▶ _YOUR TASK_: Any pictures in the records below should be skipped; write out everything else exactly.

▶ _RECORDS_:
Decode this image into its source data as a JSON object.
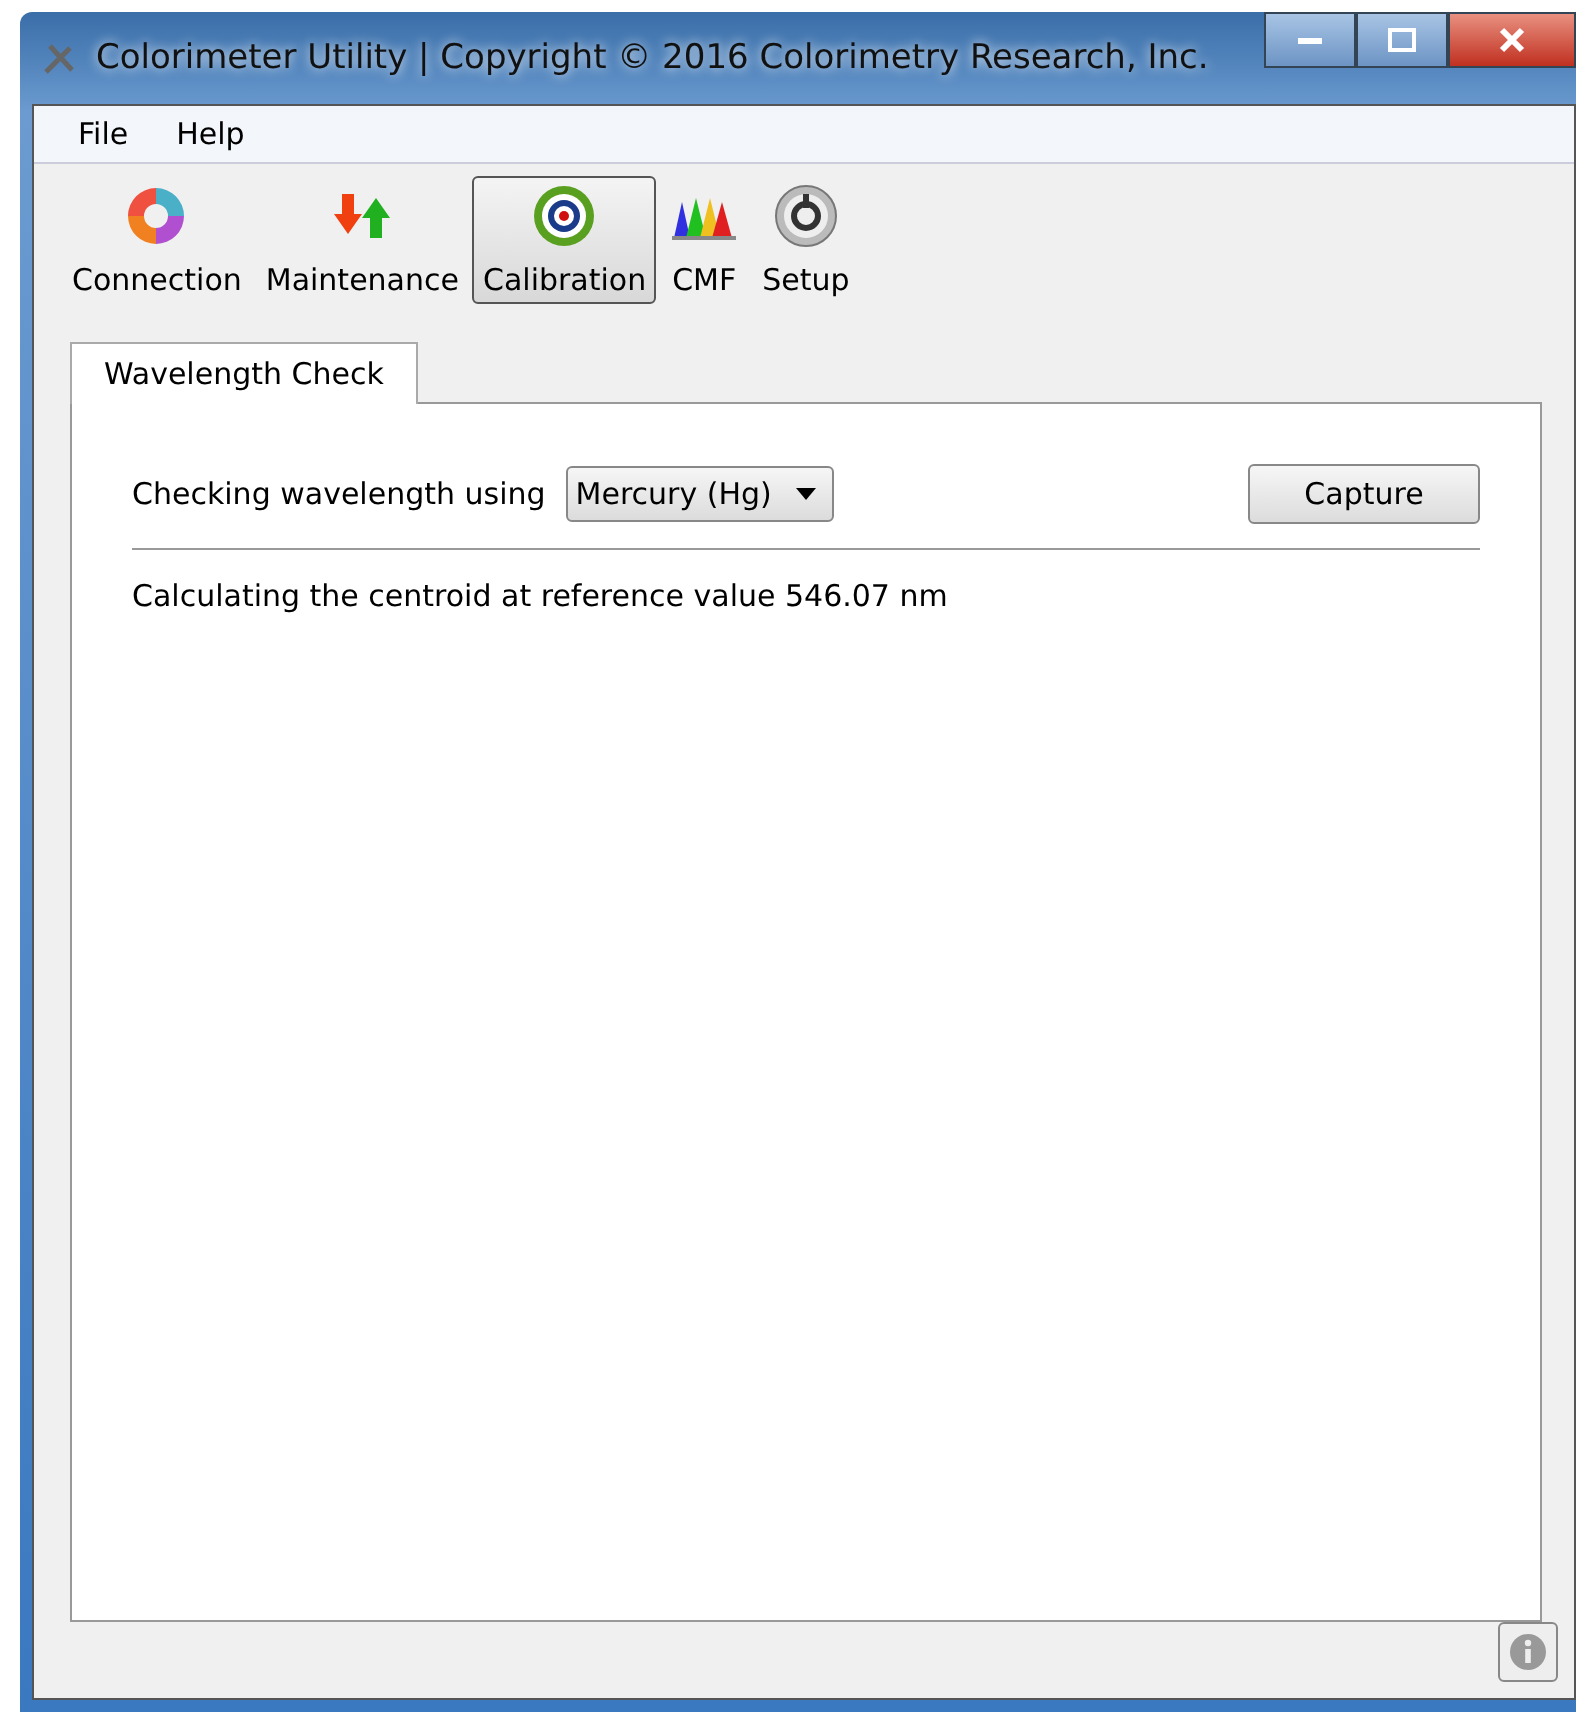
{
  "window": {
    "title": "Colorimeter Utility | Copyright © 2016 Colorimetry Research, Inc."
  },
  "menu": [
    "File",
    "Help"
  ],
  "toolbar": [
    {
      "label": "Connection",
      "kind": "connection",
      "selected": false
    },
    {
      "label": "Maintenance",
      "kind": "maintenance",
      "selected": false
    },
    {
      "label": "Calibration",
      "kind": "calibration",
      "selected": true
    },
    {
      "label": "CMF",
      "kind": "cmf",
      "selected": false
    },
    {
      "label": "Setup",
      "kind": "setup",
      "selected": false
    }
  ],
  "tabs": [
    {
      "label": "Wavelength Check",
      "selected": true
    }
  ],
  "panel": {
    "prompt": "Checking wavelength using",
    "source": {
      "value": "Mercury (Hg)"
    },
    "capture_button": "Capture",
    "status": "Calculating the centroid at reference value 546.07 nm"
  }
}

▶ _RESULT FOR THIS EXERCISE_:
Decode this image into its source data as a JSON object.
{
  "window": {
    "title": "Colorimeter Utility | Copyright © 2016 Colorimetry Research, Inc."
  },
  "menu": [
    "File",
    "Help"
  ],
  "toolbar": [
    {
      "label": "Connection",
      "kind": "connection",
      "selected": false
    },
    {
      "label": "Maintenance",
      "kind": "maintenance",
      "selected": false
    },
    {
      "label": "Calibration",
      "kind": "calibration",
      "selected": true
    },
    {
      "label": "CMF",
      "kind": "cmf",
      "selected": false
    },
    {
      "label": "Setup",
      "kind": "setup",
      "selected": false
    }
  ],
  "tabs": [
    {
      "label": "Wavelength Check",
      "selected": true
    }
  ],
  "panel": {
    "prompt": "Checking wavelength using",
    "source": {
      "value": "Mercury (Hg)"
    },
    "capture_button": "Capture",
    "status": "Calculating the centroid at reference value 546.07 nm"
  }
}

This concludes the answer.